## [Selected text]
#####
Materials and Methods

Results and Discussion

The sequences of human and P. falciparum LDH were determined from searching the database Uniprot. An alignment of human and P. falciparum LDH sequences showed a 30.7% sequence homology (Figure 1). Using GoFigure, the molecular function and biological pathways in human and P. falciparum LDH were predicted. The molecular function and biological process of human and P. falciparum LDH are illustrated in 2, 3, respectively. The summary on the molecular function and biological process comparing between human and P. falciparum LDH is presented in Table 1.

Lactate dehydrogenase is the terminal enzyme of anaerobic Embden-Meyerhoff glycolysis and it plays an important role in the carbohydrate metabolism of human malaria parasites. LDH is believed to have a significant role in malarial infection and it has become a possible drug target for malarial treatment. Roles for both host and parasite LDH in cellular level metabolism during a malarial infection have been proposed (9). However, to date, the function of P. falciparum LDH correlating with human LDH is not well understood.
#####
## [Provided material]

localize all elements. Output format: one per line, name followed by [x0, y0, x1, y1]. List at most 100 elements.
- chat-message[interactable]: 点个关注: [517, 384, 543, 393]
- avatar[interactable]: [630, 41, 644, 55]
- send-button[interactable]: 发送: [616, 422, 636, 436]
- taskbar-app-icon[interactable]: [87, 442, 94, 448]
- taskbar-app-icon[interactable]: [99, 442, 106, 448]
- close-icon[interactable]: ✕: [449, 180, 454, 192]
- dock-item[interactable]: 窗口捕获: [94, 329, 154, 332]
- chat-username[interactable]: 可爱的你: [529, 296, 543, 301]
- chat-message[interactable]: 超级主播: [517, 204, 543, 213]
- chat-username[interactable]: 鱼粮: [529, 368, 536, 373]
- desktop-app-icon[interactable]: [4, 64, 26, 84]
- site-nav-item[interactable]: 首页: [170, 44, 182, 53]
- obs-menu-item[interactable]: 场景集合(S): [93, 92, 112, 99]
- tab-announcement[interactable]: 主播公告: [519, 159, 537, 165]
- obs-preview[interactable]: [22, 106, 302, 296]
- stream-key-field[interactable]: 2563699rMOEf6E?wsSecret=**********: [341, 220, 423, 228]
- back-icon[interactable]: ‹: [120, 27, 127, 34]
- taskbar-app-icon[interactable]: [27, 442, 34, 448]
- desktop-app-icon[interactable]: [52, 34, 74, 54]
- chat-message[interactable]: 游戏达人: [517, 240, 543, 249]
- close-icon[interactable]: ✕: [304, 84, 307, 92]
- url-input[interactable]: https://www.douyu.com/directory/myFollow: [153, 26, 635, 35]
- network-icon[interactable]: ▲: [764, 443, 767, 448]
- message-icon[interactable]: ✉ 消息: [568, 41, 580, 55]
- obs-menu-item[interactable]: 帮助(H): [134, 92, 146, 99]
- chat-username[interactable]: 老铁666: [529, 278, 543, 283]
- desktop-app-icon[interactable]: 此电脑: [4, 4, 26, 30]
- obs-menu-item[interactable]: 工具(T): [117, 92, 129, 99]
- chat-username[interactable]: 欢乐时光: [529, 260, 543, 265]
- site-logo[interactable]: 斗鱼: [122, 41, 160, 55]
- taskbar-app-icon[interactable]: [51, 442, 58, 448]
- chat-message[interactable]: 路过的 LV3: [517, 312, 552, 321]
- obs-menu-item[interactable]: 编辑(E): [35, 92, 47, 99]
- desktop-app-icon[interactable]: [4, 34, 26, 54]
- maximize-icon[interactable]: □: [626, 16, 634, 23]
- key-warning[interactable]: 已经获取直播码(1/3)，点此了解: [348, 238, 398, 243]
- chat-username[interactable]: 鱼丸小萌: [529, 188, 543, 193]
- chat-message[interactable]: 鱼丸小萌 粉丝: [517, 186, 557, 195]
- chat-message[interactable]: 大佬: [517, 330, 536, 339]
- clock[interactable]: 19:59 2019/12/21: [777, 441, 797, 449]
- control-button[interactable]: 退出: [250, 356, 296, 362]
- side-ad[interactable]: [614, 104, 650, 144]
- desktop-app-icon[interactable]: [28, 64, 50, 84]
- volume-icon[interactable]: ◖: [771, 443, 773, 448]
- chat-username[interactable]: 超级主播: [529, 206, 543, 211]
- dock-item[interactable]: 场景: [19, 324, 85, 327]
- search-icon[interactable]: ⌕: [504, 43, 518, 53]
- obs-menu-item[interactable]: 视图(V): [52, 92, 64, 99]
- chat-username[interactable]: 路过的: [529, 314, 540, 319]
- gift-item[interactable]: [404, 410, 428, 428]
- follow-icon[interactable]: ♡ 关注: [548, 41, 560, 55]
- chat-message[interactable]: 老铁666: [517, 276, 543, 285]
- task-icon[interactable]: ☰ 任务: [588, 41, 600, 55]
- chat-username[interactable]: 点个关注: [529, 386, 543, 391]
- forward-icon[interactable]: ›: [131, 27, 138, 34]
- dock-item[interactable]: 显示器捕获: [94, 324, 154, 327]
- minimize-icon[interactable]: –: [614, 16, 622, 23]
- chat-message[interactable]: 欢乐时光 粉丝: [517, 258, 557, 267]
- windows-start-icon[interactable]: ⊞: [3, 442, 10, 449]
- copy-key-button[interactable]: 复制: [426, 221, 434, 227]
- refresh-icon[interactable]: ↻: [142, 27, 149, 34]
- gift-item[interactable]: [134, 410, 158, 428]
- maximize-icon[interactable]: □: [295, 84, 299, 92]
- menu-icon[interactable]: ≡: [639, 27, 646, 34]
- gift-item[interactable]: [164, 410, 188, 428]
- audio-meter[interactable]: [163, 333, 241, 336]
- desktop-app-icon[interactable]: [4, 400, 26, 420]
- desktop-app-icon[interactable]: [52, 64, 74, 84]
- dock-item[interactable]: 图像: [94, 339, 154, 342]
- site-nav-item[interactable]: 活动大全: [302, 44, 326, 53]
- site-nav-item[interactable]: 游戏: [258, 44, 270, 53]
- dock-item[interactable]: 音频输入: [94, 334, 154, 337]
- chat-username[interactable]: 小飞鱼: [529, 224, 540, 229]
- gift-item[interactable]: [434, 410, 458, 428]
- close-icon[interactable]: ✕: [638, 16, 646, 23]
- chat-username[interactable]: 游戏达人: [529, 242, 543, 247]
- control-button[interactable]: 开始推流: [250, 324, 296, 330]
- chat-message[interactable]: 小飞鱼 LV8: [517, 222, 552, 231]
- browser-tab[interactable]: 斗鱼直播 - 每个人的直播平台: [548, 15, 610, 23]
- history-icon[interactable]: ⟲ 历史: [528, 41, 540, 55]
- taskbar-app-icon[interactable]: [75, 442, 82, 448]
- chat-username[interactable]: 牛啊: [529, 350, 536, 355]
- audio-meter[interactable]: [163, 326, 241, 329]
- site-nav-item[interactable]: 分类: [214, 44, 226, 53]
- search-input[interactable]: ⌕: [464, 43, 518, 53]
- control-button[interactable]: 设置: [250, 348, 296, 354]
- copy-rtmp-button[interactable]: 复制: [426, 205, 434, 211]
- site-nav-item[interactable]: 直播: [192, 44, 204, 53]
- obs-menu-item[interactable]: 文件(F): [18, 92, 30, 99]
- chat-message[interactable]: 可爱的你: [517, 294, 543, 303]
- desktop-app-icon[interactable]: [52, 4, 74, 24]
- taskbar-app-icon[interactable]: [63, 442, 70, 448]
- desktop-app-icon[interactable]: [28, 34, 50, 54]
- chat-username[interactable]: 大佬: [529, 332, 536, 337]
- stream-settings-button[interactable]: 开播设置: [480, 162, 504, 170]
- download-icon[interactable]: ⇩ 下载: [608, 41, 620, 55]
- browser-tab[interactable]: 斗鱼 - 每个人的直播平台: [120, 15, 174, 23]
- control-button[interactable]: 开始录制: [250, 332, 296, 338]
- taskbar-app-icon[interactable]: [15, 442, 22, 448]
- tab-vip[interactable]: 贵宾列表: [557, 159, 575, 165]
#####
## [What to do]
a) Quote everything in the lactate dehydrogenase passage from "The sequences of" down to "presented in Table 1.".
b) According to the lactate dehydrogenase passage, what percentage of sequence homology did the alignment of human and P. falciparum LDH sequences show?

## [Responses to the tasks]
a)
The sequences of human and P. falciparum LDH were determined from searching the database Uniprot. An alignment of human and P. falciparum LDH sequences showed a 30.7% sequence homology (Figure 1). Using GoFigure, the molecular function and biological pathways in human and P. falciparum LDH were predicted. The molecular function and biological process of human and P. falciparum LDH are illustrated in 2, 3, respectively. The summary on the molecular function and biological process comparing between human and P. falciparum LDH is presented in Table 1.

b) 30.7%